> _Exercise requirements_: Could you write out all of the data below line for line, without changing anything, and leave the pictures out?

- - -

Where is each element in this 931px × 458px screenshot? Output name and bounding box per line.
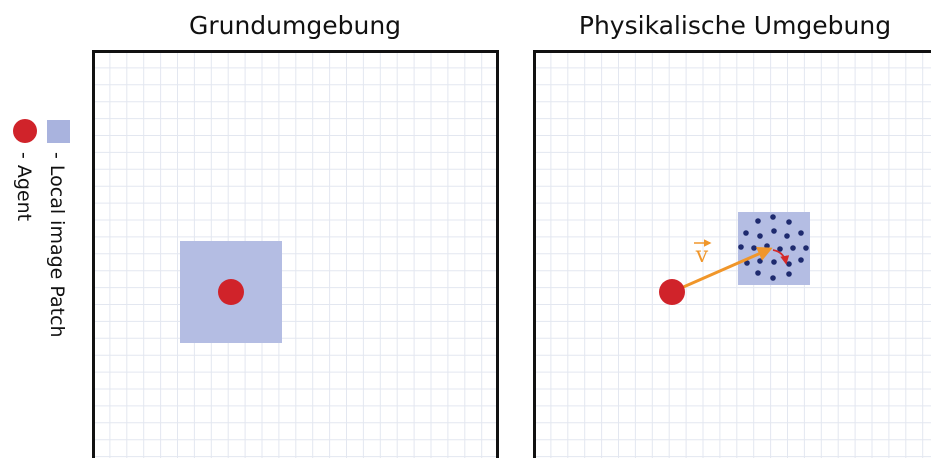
particle xyxy=(738,244,744,250)
legend-label: - Agent xyxy=(13,152,35,221)
grid xyxy=(533,50,931,458)
vector-label: v xyxy=(695,243,709,268)
particle xyxy=(771,259,777,265)
particle xyxy=(798,230,804,236)
particle xyxy=(770,214,776,220)
particles xyxy=(738,214,809,281)
particle xyxy=(744,260,750,266)
particle xyxy=(755,218,761,224)
velocity-arrow xyxy=(671,246,773,294)
particle xyxy=(757,233,763,239)
agent xyxy=(218,279,244,305)
particle xyxy=(777,246,783,252)
particle xyxy=(786,219,792,225)
local-patch xyxy=(738,212,810,285)
particle xyxy=(771,228,777,234)
deflection-arrow xyxy=(772,249,790,265)
particle xyxy=(798,257,804,263)
particle xyxy=(803,245,809,251)
particle xyxy=(743,230,749,236)
panel-frame xyxy=(92,50,499,458)
particle xyxy=(790,245,796,251)
legend-patch-icon xyxy=(47,120,70,143)
particle xyxy=(751,245,757,251)
panel-title: Physikalische Umgebung xyxy=(579,11,891,40)
particle xyxy=(786,261,792,267)
legend-agent-icon xyxy=(13,119,37,143)
particle xyxy=(770,275,776,281)
particle xyxy=(755,270,761,276)
particle xyxy=(757,258,763,264)
agent xyxy=(659,279,685,305)
particle xyxy=(784,233,790,239)
particle xyxy=(786,271,792,277)
legend-label: - Local image Patch xyxy=(46,152,68,338)
panel-frame xyxy=(533,50,931,458)
panel-title: Grundumgebung xyxy=(189,11,401,40)
grid xyxy=(93,50,498,458)
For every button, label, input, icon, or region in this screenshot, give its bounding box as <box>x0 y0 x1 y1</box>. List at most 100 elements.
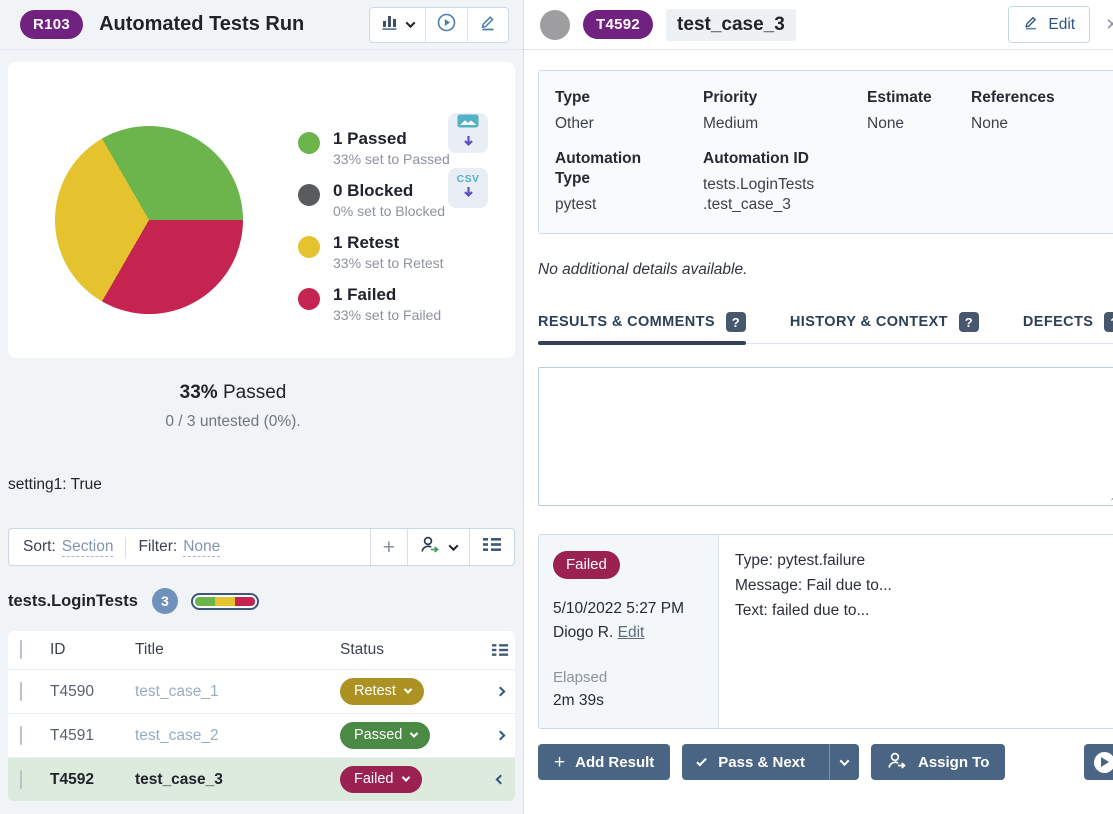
chart-downloads: CSV <box>448 113 488 208</box>
download-csv-button[interactable]: CSV <box>448 168 488 208</box>
legend-title: 0 Blocked <box>333 181 414 200</box>
test-title-link[interactable]: test_case_3 <box>135 770 223 788</box>
help-icon[interactable]: ? <box>1104 312 1113 332</box>
chevron-down-icon <box>405 18 416 29</box>
download-image-button[interactable] <box>448 113 488 153</box>
result-line-message: Message: Fail due to... <box>735 577 892 594</box>
comment-box <box>538 367 1113 506</box>
assign-user-icon <box>887 751 908 774</box>
retest-dot <box>298 236 320 258</box>
progress-failed <box>234 596 255 606</box>
detail-field-automation-id: Automation ID tests.LoginTests .test_cas… <box>703 150 815 213</box>
edit-case-button[interactable]: Edit <box>1008 6 1091 43</box>
filter-value-link[interactable]: None <box>183 537 221 557</box>
header-status: Status <box>340 641 384 658</box>
chevron-right-icon[interactable] <box>495 730 505 741</box>
table-row[interactable]: T4590 test_case_1 Retest <box>8 669 515 713</box>
legend-title: 1 Failed <box>333 285 397 304</box>
display-options-button[interactable] <box>469 529 514 565</box>
legend-title: 1 Retest <box>333 233 400 252</box>
pass-next-dropdown[interactable] <box>829 744 859 780</box>
table-columns-button[interactable] <box>485 643 515 657</box>
chevron-down-icon <box>403 685 413 694</box>
pie-chart <box>55 126 243 314</box>
table-row[interactable]: T4591 test_case_2 Passed <box>8 713 515 757</box>
plus-icon: + <box>382 535 395 559</box>
result-author: Diogo R. Edit <box>553 624 645 641</box>
sort-value-link[interactable]: Section <box>61 537 114 557</box>
row-checkbox[interactable] <box>20 725 22 745</box>
row-checkbox[interactable] <box>20 769 22 789</box>
progress-retest <box>214 596 235 606</box>
filter-label: Filter: <box>138 538 178 555</box>
close-icon[interactable]: × <box>1106 13 1113 36</box>
test-title-link[interactable]: test_case_2 <box>135 726 219 744</box>
run-summary: 33% Passed 0 / 3 untested (0%). <box>0 382 466 431</box>
pencil-icon <box>479 13 497 36</box>
help-icon[interactable]: ? <box>958 312 979 332</box>
test-group-header: tests.LoginTests 3 <box>8 588 515 614</box>
run-next-button[interactable] <box>1084 744 1113 780</box>
bar-chart-icon <box>381 13 399 36</box>
test-id: T4592 <box>50 770 94 788</box>
legend-item-failed: 1 Failed 33% set to Failed <box>298 284 450 324</box>
tab-results-comments[interactable]: RESULTS & COMMENTS ? <box>538 312 746 345</box>
rerun-button[interactable] <box>425 7 467 42</box>
header-title: Title <box>135 641 164 658</box>
help-icon[interactable]: ? <box>725 312 746 332</box>
run-toolbar <box>369 6 509 43</box>
divider <box>125 537 127 557</box>
chevron-left-icon[interactable] <box>495 774 505 785</box>
result-status-badge: Failed <box>553 551 620 579</box>
status-dropdown[interactable]: Retest <box>340 678 424 705</box>
passed-dot <box>298 132 320 154</box>
test-title-link[interactable]: test_case_1 <box>135 682 219 700</box>
comment-input[interactable] <box>538 367 1113 506</box>
detail-field-type: Type Other <box>555 89 594 132</box>
columns-icon <box>482 537 502 557</box>
summary-untested: 0 / 3 untested (0%). <box>165 413 301 430</box>
detail-field-automation-type: Automation Type pytest <box>555 150 642 213</box>
case-details-card: Type Other Priority Medium Estimate None… <box>538 70 1113 234</box>
tab-defects[interactable]: DEFECTS ? <box>1023 312 1113 343</box>
image-icon <box>457 114 479 133</box>
add-result-button[interactable]: + Add Result <box>538 744 671 780</box>
run-title: Automated Tests Run <box>99 13 305 35</box>
legend-item-passed: 1 Passed 33% set to Passed <box>298 128 450 168</box>
download-arrow-icon <box>462 185 475 203</box>
tab-history-context[interactable]: HISTORY & CONTEXT ? <box>790 312 979 343</box>
row-checkbox[interactable] <box>20 681 22 701</box>
add-test-button[interactable]: + <box>369 529 407 565</box>
chevron-down-icon <box>448 540 459 551</box>
no-details-text: No additional details available. <box>538 261 748 278</box>
header-id: ID <box>50 641 66 658</box>
result-details: Type: pytest.failure Message: Fail due t… <box>719 535 1113 728</box>
pass-and-next-button[interactable]: Pass & Next <box>682 744 859 780</box>
select-all-checkbox[interactable] <box>20 640 22 659</box>
run-id-badge: R103 <box>20 10 84 39</box>
table-header: ID Title Status <box>8 631 515 669</box>
detail-field-references: References None <box>971 89 1055 132</box>
run-header: R103 Automated Tests Run <box>0 0 523 50</box>
table-row-selected[interactable]: T4592 test_case_3 Failed <box>8 757 515 801</box>
assign-dropdown-button[interactable] <box>407 529 469 565</box>
legend-sub: 33% set to Retest <box>333 255 444 271</box>
avatar <box>540 9 570 40</box>
plus-icon: + <box>554 751 566 773</box>
status-dropdown[interactable]: Failed <box>340 766 422 793</box>
run-setting: setting1: True <box>8 476 102 493</box>
edit-result-link[interactable]: Edit <box>617 624 645 641</box>
elapsed-value: 2m 39s <box>553 692 604 709</box>
status-dropdown[interactable]: Passed <box>340 722 431 749</box>
play-circle-icon <box>437 13 456 37</box>
chart-view-dropdown-button[interactable] <box>370 8 425 42</box>
chevron-right-icon[interactable] <box>495 686 505 697</box>
chart-card: 1 Passed 33% set to Passed 0 Blocked 0% … <box>8 62 515 358</box>
assign-to-button[interactable]: Assign To <box>871 744 1006 780</box>
group-count-badge: 3 <box>151 588 178 614</box>
assign-user-icon <box>420 535 441 559</box>
detail-field-priority: Priority Medium <box>703 89 759 132</box>
chevron-down-icon <box>839 755 850 766</box>
pencil-icon <box>1023 14 1039 35</box>
edit-run-button[interactable] <box>467 7 508 42</box>
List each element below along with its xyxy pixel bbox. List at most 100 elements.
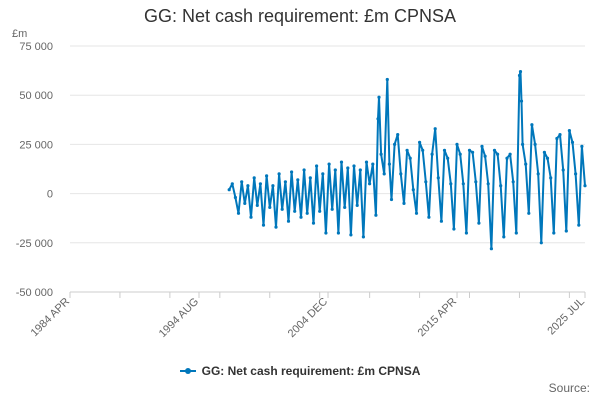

- - -

> _In response_:
Where is each element in this 931px × 458px screenshot? Output name and bounding box per line.
particle xyxy=(738,244,744,250)
legend-label: - Agent xyxy=(13,152,35,221)
grid xyxy=(533,50,931,458)
vector-label: v xyxy=(695,243,709,268)
particle xyxy=(771,259,777,265)
particle xyxy=(798,230,804,236)
particle xyxy=(770,214,776,220)
particles xyxy=(738,214,809,281)
particle xyxy=(744,260,750,266)
particle xyxy=(755,218,761,224)
velocity-arrow xyxy=(671,246,773,294)
particle xyxy=(757,233,763,239)
agent xyxy=(218,279,244,305)
particle xyxy=(777,246,783,252)
particle xyxy=(786,219,792,225)
local-patch xyxy=(738,212,810,285)
particle xyxy=(771,228,777,234)
deflection-arrow xyxy=(772,249,790,265)
particle xyxy=(798,257,804,263)
particle xyxy=(803,245,809,251)
particle xyxy=(743,230,749,236)
panel-frame xyxy=(92,50,499,458)
particle xyxy=(790,245,796,251)
legend-patch-icon xyxy=(47,120,70,143)
particle xyxy=(751,245,757,251)
panel-title: Physikalische Umgebung xyxy=(579,11,891,40)
particle xyxy=(786,261,792,267)
legend-agent-icon xyxy=(13,119,37,143)
particle xyxy=(770,275,776,281)
particle xyxy=(755,270,761,276)
particle xyxy=(757,258,763,264)
agent xyxy=(659,279,685,305)
particle xyxy=(784,233,790,239)
particle xyxy=(786,271,792,277)
legend-label: - Local image Patch xyxy=(46,152,68,338)
panel-frame xyxy=(533,50,931,458)
panel-title: Grundumgebung xyxy=(189,11,401,40)
grid xyxy=(93,50,498,458)
For every button, label, input, icon, or region in this screenshot, give its bounding box as <box>x0 y0 x1 y1</box>. List at most 100 elements.
chart-downloads: CSV <box>448 113 488 208</box>
download-csv-button[interactable]: CSV <box>448 168 488 208</box>
legend-title: 0 Blocked <box>333 181 414 200</box>
test-title-link[interactable]: test_case_3 <box>135 770 223 788</box>
help-icon[interactable]: ? <box>1104 312 1113 332</box>
chevron-down-icon <box>405 18 416 29</box>
download-image-button[interactable] <box>448 113 488 153</box>
result-line-message: Message: Fail due to... <box>735 577 892 594</box>
comment-box <box>538 367 1113 506</box>
assign-user-icon <box>887 751 908 774</box>
retest-dot <box>298 236 320 258</box>
progress-failed <box>234 596 255 606</box>
detail-field-automation-id: Automation ID tests.LoginTests .test_cas… <box>703 150 815 213</box>
edit-case-button[interactable]: Edit <box>1008 6 1091 43</box>
filter-value-link[interactable]: None <box>183 537 221 557</box>
header-status: Status <box>340 641 384 658</box>
chevron-right-icon[interactable] <box>495 730 505 741</box>
table-row[interactable]: T4590 test_case_1 Retest <box>8 669 515 713</box>
legend-title: 1 Failed <box>333 285 397 304</box>
display-options-button[interactable] <box>469 529 514 565</box>
legend-title: 1 Retest <box>333 233 400 252</box>
pass-next-dropdown[interactable] <box>829 744 859 780</box>
table-columns-button[interactable] <box>485 643 515 657</box>
chevron-down-icon <box>403 685 413 694</box>
pie-chart <box>55 126 243 314</box>
table-row[interactable]: T4591 test_case_2 Passed <box>8 713 515 757</box>
plus-icon: + <box>382 535 395 559</box>
result-author: Diogo R. Edit <box>553 624 645 641</box>
sort-value-link[interactable]: Section <box>61 537 114 557</box>
row-checkbox[interactable] <box>20 725 22 745</box>
row-checkbox[interactable] <box>20 769 22 789</box>
progress-retest <box>214 596 235 606</box>
filter-label: Filter: <box>138 538 178 555</box>
close-icon[interactable]: × <box>1106 13 1113 36</box>
test-title-link[interactable]: test_case_2 <box>135 726 219 744</box>
run-summary: 33% Passed 0 / 3 untested (0%). <box>0 382 466 431</box>
pencil-icon <box>479 13 497 36</box>
help-icon[interactable]: ? <box>958 312 979 332</box>
test-group-header: tests.LoginTests 3 <box>8 588 515 614</box>
run-next-button[interactable] <box>1084 744 1113 780</box>
bar-chart-icon <box>381 13 399 36</box>
test-id: T4592 <box>50 770 94 788</box>
legend-item-failed: 1 Failed 33% set to Failed <box>298 284 450 324</box>
tab-results-comments[interactable]: RESULTS & COMMENTS ? <box>538 312 746 345</box>
rerun-button[interactable] <box>425 7 467 42</box>
header-title: Title <box>135 641 164 658</box>
help-icon[interactable]: ? <box>725 312 746 332</box>
run-toolbar <box>369 6 509 43</box>
divider <box>125 537 127 557</box>
chevron-left-icon[interactable] <box>495 774 505 785</box>
result-status-badge: Failed <box>553 551 620 579</box>
status-dropdown[interactable]: Retest <box>340 678 424 705</box>
passed-dot <box>298 132 320 154</box>
test-title-link[interactable]: test_case_1 <box>135 682 219 700</box>
comment-input[interactable] <box>538 367 1113 506</box>
detail-field-type: Type Other <box>555 89 594 132</box>
columns-icon <box>482 537 502 557</box>
summary-untested: 0 / 3 untested (0%). <box>165 413 301 430</box>
detail-field-automation-type: Automation Type pytest <box>555 150 642 213</box>
case-details-card: Type Other Priority Medium Estimate None… <box>538 70 1113 234</box>
tab-defects[interactable]: DEFECTS ? <box>1023 312 1113 343</box>
image-icon <box>457 114 479 133</box>
add-result-button[interactable]: + Add Result <box>538 744 671 780</box>
run-title: Automated Tests Run <box>99 13 305 35</box>
legend-item-passed: 1 Passed 33% set to Passed <box>298 128 450 168</box>
download-arrow-icon <box>462 185 475 203</box>
tab-history-context[interactable]: HISTORY & CONTEXT ? <box>790 312 979 343</box>
row-checkbox[interactable] <box>20 681 22 701</box>
add-test-button[interactable]: + <box>369 529 407 565</box>
chevron-down-icon <box>448 540 459 551</box>
no-details-text: No additional details available. <box>538 261 748 278</box>
header-id: ID <box>50 641 66 658</box>
result-details: Type: pytest.failure Message: Fail due t… <box>719 535 1113 728</box>
pass-and-next-button[interactable]: Pass & Next <box>682 744 859 780</box>
select-all-checkbox[interactable] <box>20 640 22 659</box>
run-id-badge: R103 <box>20 10 84 39</box>
table-header: ID Title Status <box>8 631 515 669</box>
detail-field-references: References None <box>971 89 1055 132</box>
run-header: R103 Automated Tests Run <box>0 0 523 50</box>
table-row-selected[interactable]: T4592 test_case_3 Failed <box>8 757 515 801</box>
assign-dropdown-button[interactable] <box>407 529 469 565</box>
legend-sub: 33% set to Retest <box>333 255 444 271</box>
avatar <box>540 9 570 40</box>
plus-icon: + <box>554 751 566 773</box>
status-dropdown[interactable]: Failed <box>340 766 422 793</box>
run-setting: setting1: True <box>8 476 102 493</box>
edit-result-link[interactable]: Edit <box>617 624 645 641</box>
elapsed-value: 2m 39s <box>553 692 604 709</box>
status-dropdown[interactable]: Passed <box>340 722 431 749</box>
play-circle-icon <box>437 13 456 37</box>
chart-view-dropdown-button[interactable] <box>370 8 425 42</box>
chevron-right-icon[interactable] <box>495 686 505 697</box>
chart-card: 1 Passed 33% set to Passed 0 Blocked 0% … <box>8 62 515 358</box>
assign-to-button[interactable]: Assign To <box>871 744 1006 780</box>
group-count-badge: 3 <box>151 588 178 614</box>
assign-user-icon <box>420 535 441 559</box>
detail-field-priority: Priority Medium <box>703 89 759 132</box>
chevron-down-icon <box>839 755 850 766</box>
pencil-icon <box>1023 14 1039 35</box>
edit-run-button[interactable] <box>467 7 508 42</box>
List each element below along with its xyxy pixel bbox. List at most 100 elements.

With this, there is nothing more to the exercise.